- _YOUR OBJECTIVE_
Give the data below again exactly as written, without its pictures.

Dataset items
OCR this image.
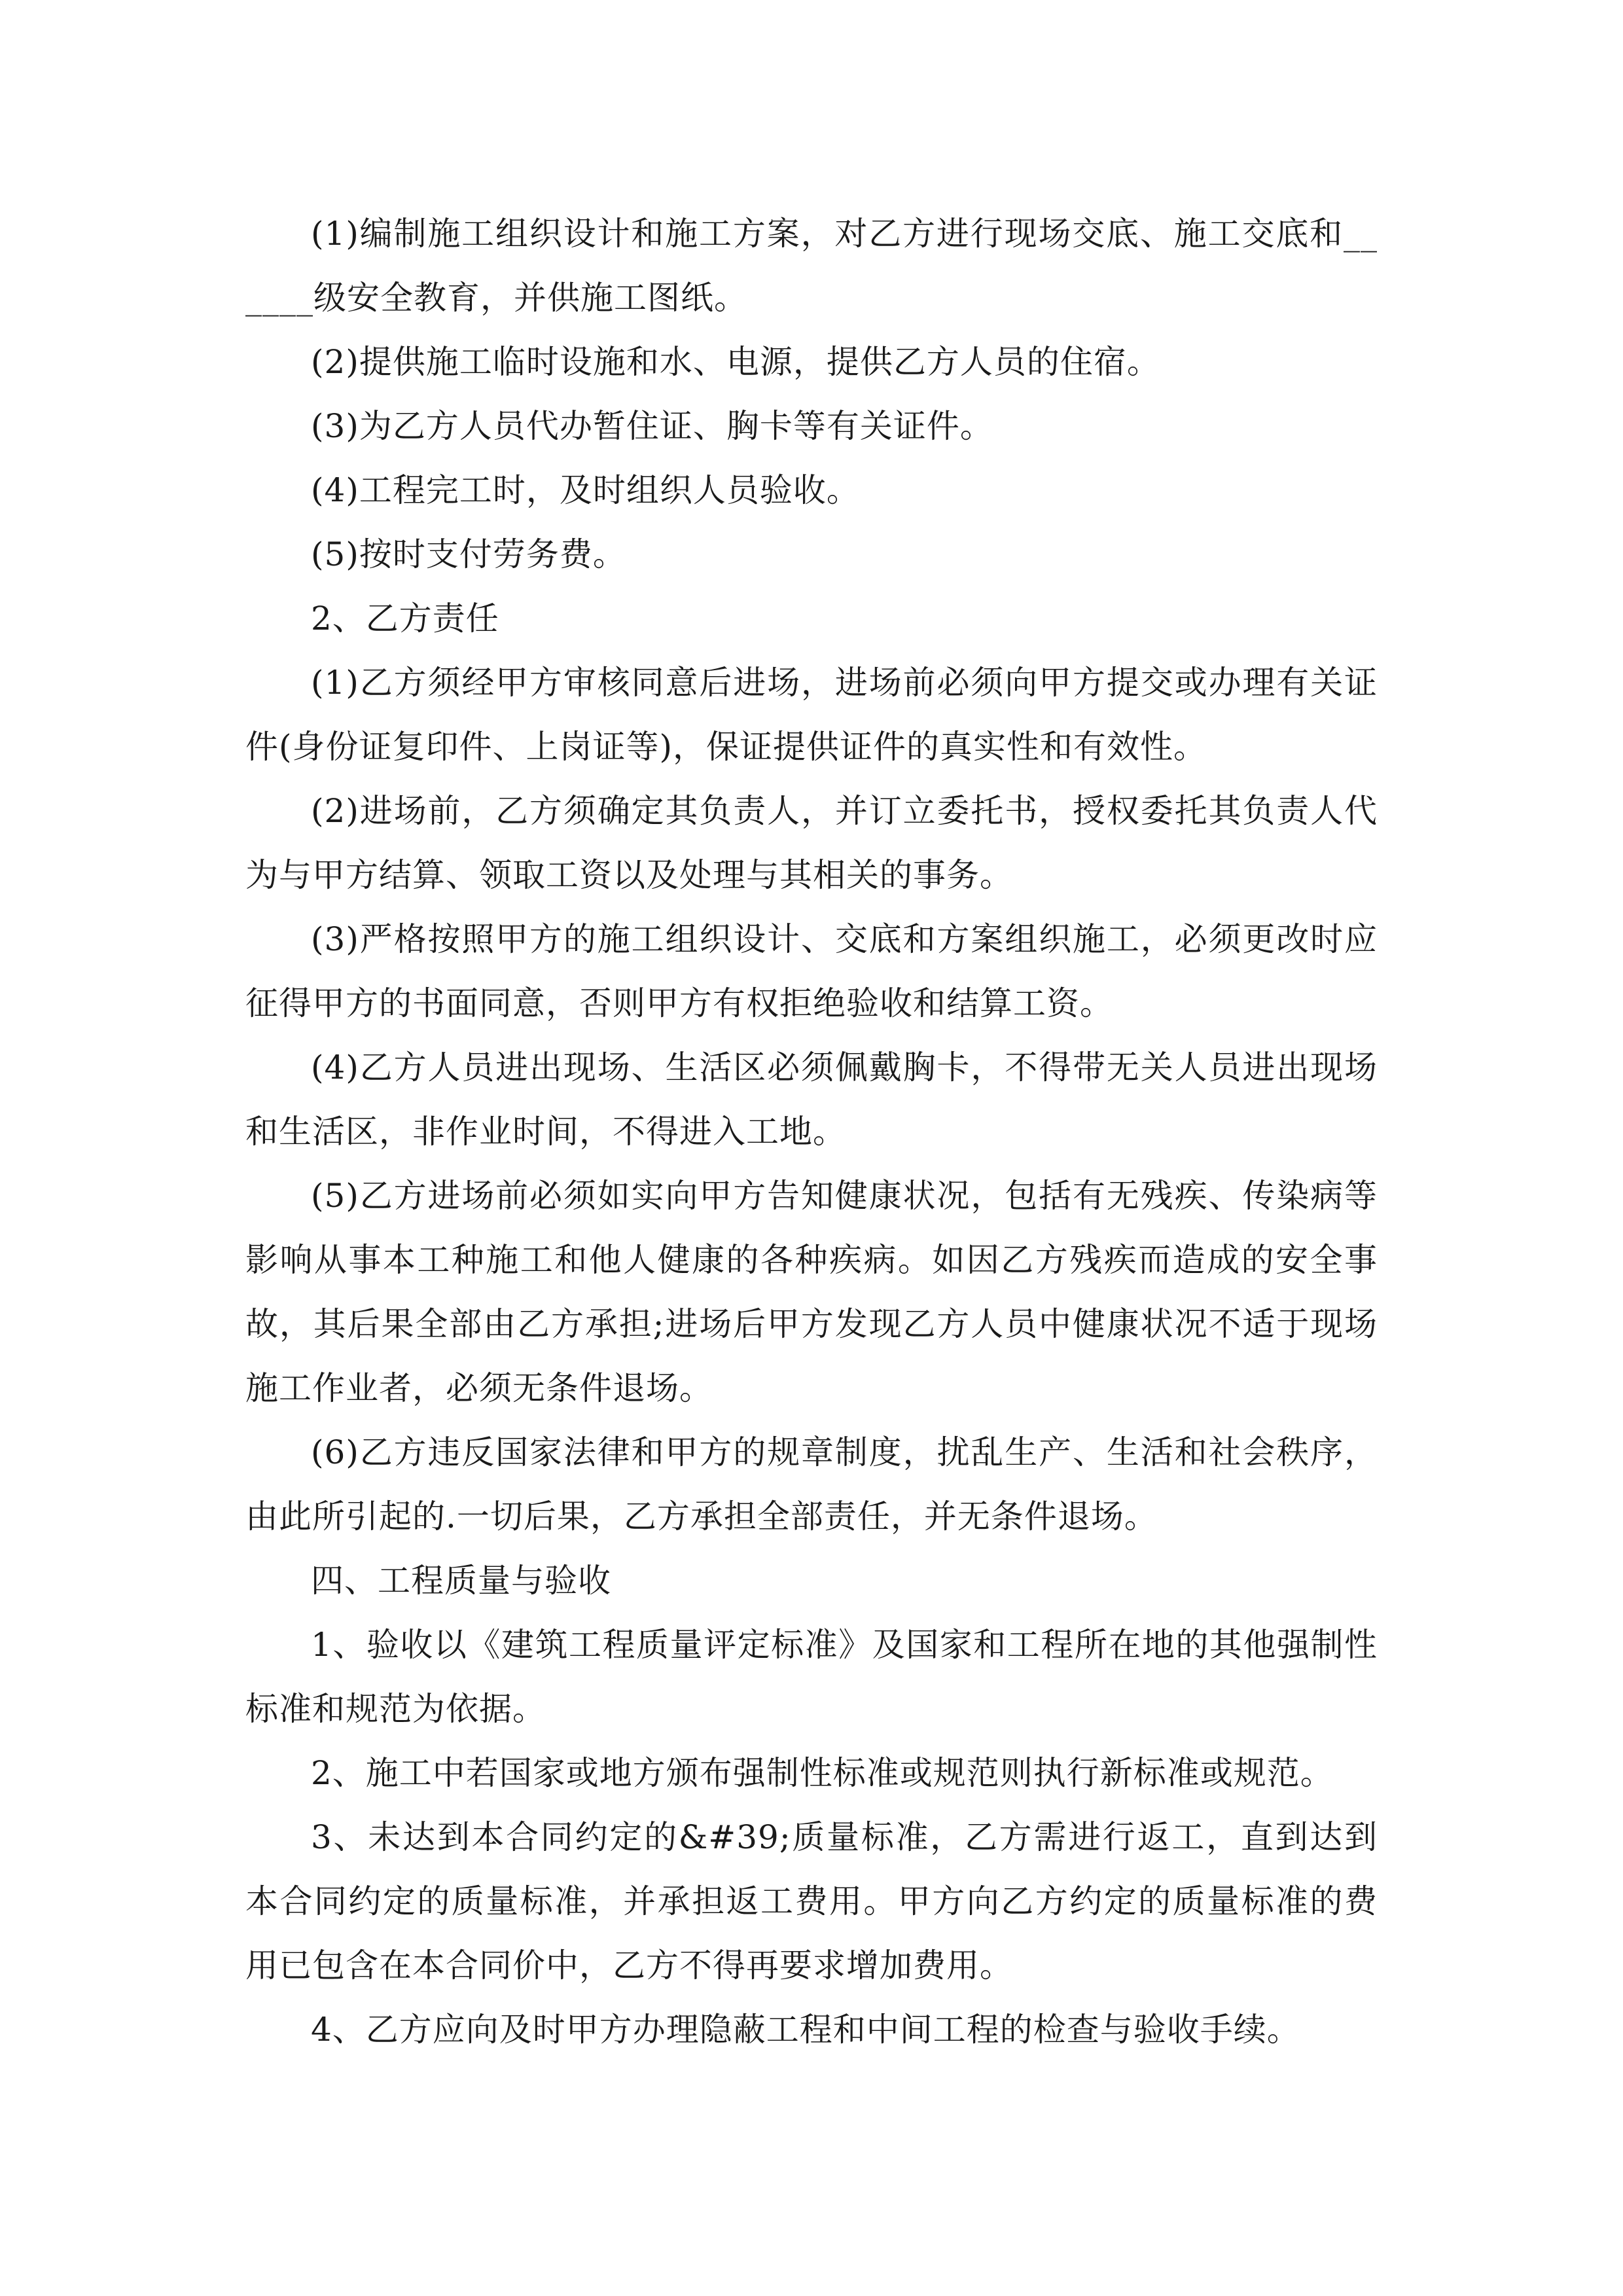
(1)编制施工组织设计和施工方案，对乙方进行现场交底、施工交底和______级安全教育，并供施工图纸。

(2)提供施工临时设施和水、电源，提供乙方人员的住宿。

(3)为乙方人员代办暂住证、胸卡等有关证件。

(4)工程完工时，及时组织人员验收。

(5)按时支付劳务费。

2、乙方责任

(1)乙方须经甲方审核同意后进场，进场前必须向甲方提交或办理有关证件(身份证复印件、上岗证等)，保证提供证件的真实性和有效性。

(2)进场前，乙方须确定其负责人，并订立委托书，授权委托其负责人代为与甲方结算、领取工资以及处理与其相关的事务。

(3)严格按照甲方的施工组织设计、交底和方案组织施工，必须更改时应征得甲方的书面同意，否则甲方有权拒绝验收和结算工资。

(4)乙方人员进出现场、生活区必须佩戴胸卡，不得带无关人员进出现场和生活区，非作业时间，不得进入工地。

(5)乙方进场前必须如实向甲方告知健康状况，包括有无残疾、传染病等影响从事本工种施工和他人健康的各种疾病。如因乙方残疾而造成的安全事故，其后果全部由乙方承担;进场后甲方发现乙方人员中健康状况不适于现场施工作业者，必须无条件退场。

(6)乙方违反国家法律和甲方的规章制度，扰乱生产、生活和社会秩序，由此所引起的.一切后果，乙方承担全部责任，并无条件退场。

四、工程质量与验收

1、验收以《建筑工程质量评定标准》及国家和工程所在地的其他强制性标准和规范为依据。

2、施工中若国家或地方颁布强制性标准或规范则执行新标准或规范。

3、未达到本合同约定的&#39;质量标准，乙方需进行返工，直到达到本合同约定的质量标准，并承担返工费用。甲方向乙方约定的质量标准的费用已包含在本合同价中，乙方不得再要求增加费用。

4、乙方应向及时甲方办理隐蔽工程和中间工程的检查与验收手续。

- _REPLY_
OCR this image.
(1)编制施工组织设计和施工方案，对乙方进行现场交底、施工交底和______级安全教育，并供施工图纸。

(2)提供施工临时设施和水、电源，提供乙方人员的住宿。

(3)为乙方人员代办暂住证、胸卡等有关证件。

(4)工程完工时，及时组织人员验收。

(5)按时支付劳务费。

2、乙方责任

(1)乙方须经甲方审核同意后进场，进场前必须向甲方提交或办理有关证件(身份证复印件、上岗证等)，保证提供证件的真实性和有效性。

(2)进场前，乙方须确定其负责人，并订立委托书，授权委托其负责人代为与甲方结算、领取工资以及处理与其相关的事务。

(3)严格按照甲方的施工组织设计、交底和方案组织施工，必须更改时应征得甲方的书面同意，否则甲方有权拒绝验收和结算工资。

(4)乙方人员进出现场、生活区必须佩戴胸卡，不得带无关人员进出现场和生活区，非作业时间，不得进入工地。

(5)乙方进场前必须如实向甲方告知健康状况，包括有无残疾、传染病等影响从事本工种施工和他人健康的各种疾病。如因乙方残疾而造成的安全事故，其后果全部由乙方承担;进场后甲方发现乙方人员中健康状况不适于现场施工作业者，必须无条件退场。

(6)乙方违反国家法律和甲方的规章制度，扰乱生产、生活和社会秩序，由此所引起的.一切后果，乙方承担全部责任，并无条件退场。

四、工程质量与验收

1、验收以《建筑工程质量评定标准》及国家和工程所在地的其他强制性标准和规范为依据。

2、施工中若国家或地方颁布强制性标准或规范则执行新标准或规范。

3、未达到本合同约定的&#39;质量标准，乙方需进行返工，直到达到本合同约定的质量标准，并承担返工费用。甲方向乙方约定的质量标准的费用已包含在本合同价中，乙方不得再要求增加费用。

4、乙方应向及时甲方办理隐蔽工程和中间工程的检查与验收手续。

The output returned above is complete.